▶ _Dataset items_:
════════════════
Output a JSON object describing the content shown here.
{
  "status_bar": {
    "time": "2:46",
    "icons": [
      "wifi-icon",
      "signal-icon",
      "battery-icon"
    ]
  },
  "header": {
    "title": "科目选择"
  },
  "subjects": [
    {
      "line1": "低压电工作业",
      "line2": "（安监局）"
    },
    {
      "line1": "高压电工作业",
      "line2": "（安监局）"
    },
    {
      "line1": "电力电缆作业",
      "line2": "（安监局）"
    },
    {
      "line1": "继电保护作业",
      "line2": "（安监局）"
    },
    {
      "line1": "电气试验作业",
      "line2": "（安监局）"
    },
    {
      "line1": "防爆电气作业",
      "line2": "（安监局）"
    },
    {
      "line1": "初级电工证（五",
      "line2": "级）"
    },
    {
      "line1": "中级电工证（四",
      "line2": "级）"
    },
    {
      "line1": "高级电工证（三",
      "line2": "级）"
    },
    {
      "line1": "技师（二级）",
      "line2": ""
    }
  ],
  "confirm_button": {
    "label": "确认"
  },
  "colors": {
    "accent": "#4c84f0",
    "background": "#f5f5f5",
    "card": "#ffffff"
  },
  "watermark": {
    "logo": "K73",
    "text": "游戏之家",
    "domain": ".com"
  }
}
════════════════
▶ _Required task_: Type out the full listing again, exactly as given.

▶ _Correct result_:
Output a JSON object describing the content shown here.
{
  "status_bar": {
    "time": "2:46",
    "icons": [
      "wifi-icon",
      "signal-icon",
      "battery-icon"
    ]
  },
  "header": {
    "title": "科目选择"
  },
  "subjects": [
    {
      "line1": "低压电工作业",
      "line2": "（安监局）"
    },
    {
      "line1": "高压电工作业",
      "line2": "（安监局）"
    },
    {
      "line1": "电力电缆作业",
      "line2": "（安监局）"
    },
    {
      "line1": "继电保护作业",
      "line2": "（安监局）"
    },
    {
      "line1": "电气试验作业",
      "line2": "（安监局）"
    },
    {
      "line1": "防爆电气作业",
      "line2": "（安监局）"
    },
    {
      "line1": "初级电工证（五",
      "line2": "级）"
    },
    {
      "line1": "中级电工证（四",
      "line2": "级）"
    },
    {
      "line1": "高级电工证（三",
      "line2": "级）"
    },
    {
      "line1": "技师（二级）",
      "line2": ""
    }
  ],
  "confirm_button": {
    "label": "确认"
  },
  "colors": {
    "accent": "#4c84f0",
    "background": "#f5f5f5",
    "card": "#ffffff"
  },
  "watermark": {
    "logo": "K73",
    "text": "游戏之家",
    "domain": ".com"
  }
}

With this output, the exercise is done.